→ To do:
Transcribe every line of the material below word for word, leaving the picture out of your answer.

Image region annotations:
★ ★ ★ ★

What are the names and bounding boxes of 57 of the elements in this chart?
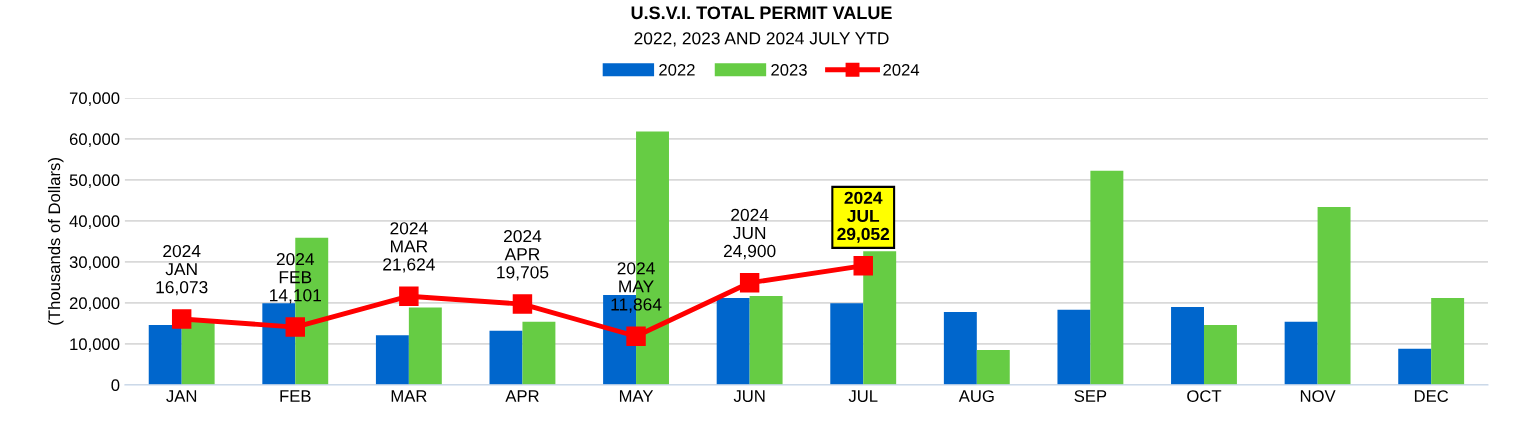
- bar: [1057, 309, 1091, 385]
- x-tick-label: JUL: [848, 390, 878, 402]
- bar: [375, 335, 409, 385]
- y-tick-label: 30,000: [69, 256, 120, 271]
- point: [399, 286, 419, 306]
- x-tick-label: JUN: [733, 390, 765, 402]
- data-label: 2024 JUL 29,052: [837, 191, 890, 243]
- x-tick-label: APR: [505, 390, 539, 402]
- y-axis-title: (Thousands of Dollars): [47, 158, 64, 325]
- data-label: 2024 JUN 24,900: [723, 208, 776, 260]
- bar: [1090, 170, 1124, 385]
- x-tick-label: MAR: [391, 390, 427, 402]
- legend-label: 2022: [659, 63, 695, 76]
- point: [512, 294, 533, 314]
- data-label: 2024 JAN 16,073: [156, 244, 208, 296]
- bar: [181, 321, 215, 385]
- y-tick-label: 20,000: [69, 297, 120, 312]
- bar: [830, 303, 864, 385]
- bar: [489, 330, 523, 385]
- x-tick-label: FEB: [280, 390, 311, 402]
- chart-subtitle: 2022, 2023 AND 2024 JULY YTD: [634, 32, 889, 47]
- bar: [976, 350, 1010, 385]
- data-label: 2024 MAR 21,624: [383, 222, 435, 273]
- legend-label: 2024: [883, 63, 920, 76]
- y-tick-label: 60,000: [69, 133, 120, 148]
- y-tick-label: 70,000: [69, 92, 120, 107]
- bar: [943, 311, 977, 385]
- x-tick-label: DEC: [1414, 390, 1449, 402]
- x-tick-label: OCT: [1187, 390, 1222, 402]
- bar: [148, 325, 182, 385]
- bar: [1203, 325, 1237, 385]
- x-tick-label: SEP: [1074, 390, 1107, 402]
- data-label: 2024 APR 19,705: [497, 230, 549, 281]
- y-tick-label: 10,000: [70, 338, 120, 353]
- bar: [1317, 206, 1351, 385]
- x-tick-label: MAY: [619, 390, 654, 402]
- bar: [749, 295, 783, 385]
- point: [739, 273, 760, 293]
- bar: [522, 321, 556, 385]
- point: [285, 317, 305, 337]
- x-tick-label: NOV: [1300, 390, 1336, 402]
- bar: [716, 297, 750, 385]
- legend-label: 2023: [771, 63, 807, 76]
- bar: [1431, 297, 1465, 385]
- point: [626, 326, 646, 346]
- point: [853, 256, 873, 276]
- bar: [1284, 321, 1318, 385]
- chart-title: U.S.V.I. TOTAL PERMIT VALUE: [631, 6, 892, 20]
- point: [171, 309, 192, 329]
- bar: [1398, 348, 1432, 385]
- x-tick-label: JAN: [166, 390, 197, 402]
- bar: [408, 307, 442, 385]
- y-tick-label: 40,000: [69, 215, 120, 230]
- y-tick-label: 0: [111, 379, 120, 392]
- bar: [1171, 306, 1204, 385]
- x-tick-label: AUG: [958, 390, 994, 402]
- y-tick-label: 50,000: [69, 174, 120, 189]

★ ★ ★ ★

→ Response:
What are the names and bounding boxes of 57 of the elements in this chart?
- bar: [1057, 309, 1091, 385]
- x-tick-label: JUL: [848, 390, 878, 402]
- bar: [375, 335, 409, 385]
- y-tick-label: 30,000: [69, 256, 120, 271]
- point: [399, 286, 419, 306]
- x-tick-label: JUN: [733, 390, 765, 402]
- data-label: 2024 JUL 29,052: [837, 191, 890, 243]
- x-tick-label: APR: [505, 390, 539, 402]
- y-axis-title: (Thousands of Dollars): [47, 158, 64, 325]
- data-label: 2024 JUN 24,900: [723, 208, 776, 260]
- bar: [1090, 170, 1124, 385]
- x-tick-label: MAR: [391, 390, 427, 402]
- legend-label: 2022: [659, 63, 695, 76]
- point: [512, 294, 533, 314]
- data-label: 2024 JAN 16,073: [156, 244, 208, 296]
- bar: [181, 321, 215, 385]
- y-tick-label: 20,000: [69, 297, 120, 312]
- bar: [830, 303, 864, 385]
- bar: [489, 330, 523, 385]
- x-tick-label: FEB: [280, 390, 311, 402]
- chart-subtitle: 2022, 2023 AND 2024 JULY YTD: [634, 32, 889, 47]
- bar: [976, 350, 1010, 385]
- data-label: 2024 MAR 21,624: [383, 222, 435, 273]
- legend-label: 2024: [883, 63, 920, 76]
- y-tick-label: 60,000: [69, 133, 120, 148]
- y-tick-label: 70,000: [69, 92, 120, 107]
- bar: [943, 311, 977, 385]
- x-tick-label: DEC: [1414, 390, 1449, 402]
- x-tick-label: OCT: [1187, 390, 1222, 402]
- bar: [148, 325, 182, 385]
- bar: [1203, 325, 1237, 385]
- x-tick-label: SEP: [1074, 390, 1107, 402]
- data-label: 2024 APR 19,705: [497, 230, 549, 281]
- y-tick-label: 10,000: [70, 338, 120, 353]
- bar: [1317, 206, 1351, 385]
- x-tick-label: MAY: [619, 390, 654, 402]
- bar: [749, 295, 783, 385]
- point: [739, 273, 760, 293]
- bar: [522, 321, 556, 385]
- point: [285, 317, 305, 337]
- x-tick-label: NOV: [1300, 390, 1336, 402]
- bar: [716, 297, 750, 385]
- legend-label: 2023: [771, 63, 807, 76]
- bar: [1431, 297, 1465, 385]
- point: [626, 326, 646, 346]
- point: [853, 256, 873, 276]
- bar: [1284, 321, 1318, 385]
- chart-title: U.S.V.I. TOTAL PERMIT VALUE: [631, 6, 892, 20]
- point: [171, 309, 192, 329]
- bar: [1398, 348, 1432, 385]
- x-tick-label: JAN: [166, 390, 197, 402]
- bar: [408, 307, 442, 385]
- y-tick-label: 40,000: [69, 215, 120, 230]
- y-tick-label: 0: [111, 379, 120, 392]
- bar: [1171, 306, 1204, 385]
- x-tick-label: AUG: [958, 390, 994, 402]
- y-tick-label: 50,000: [69, 174, 120, 189]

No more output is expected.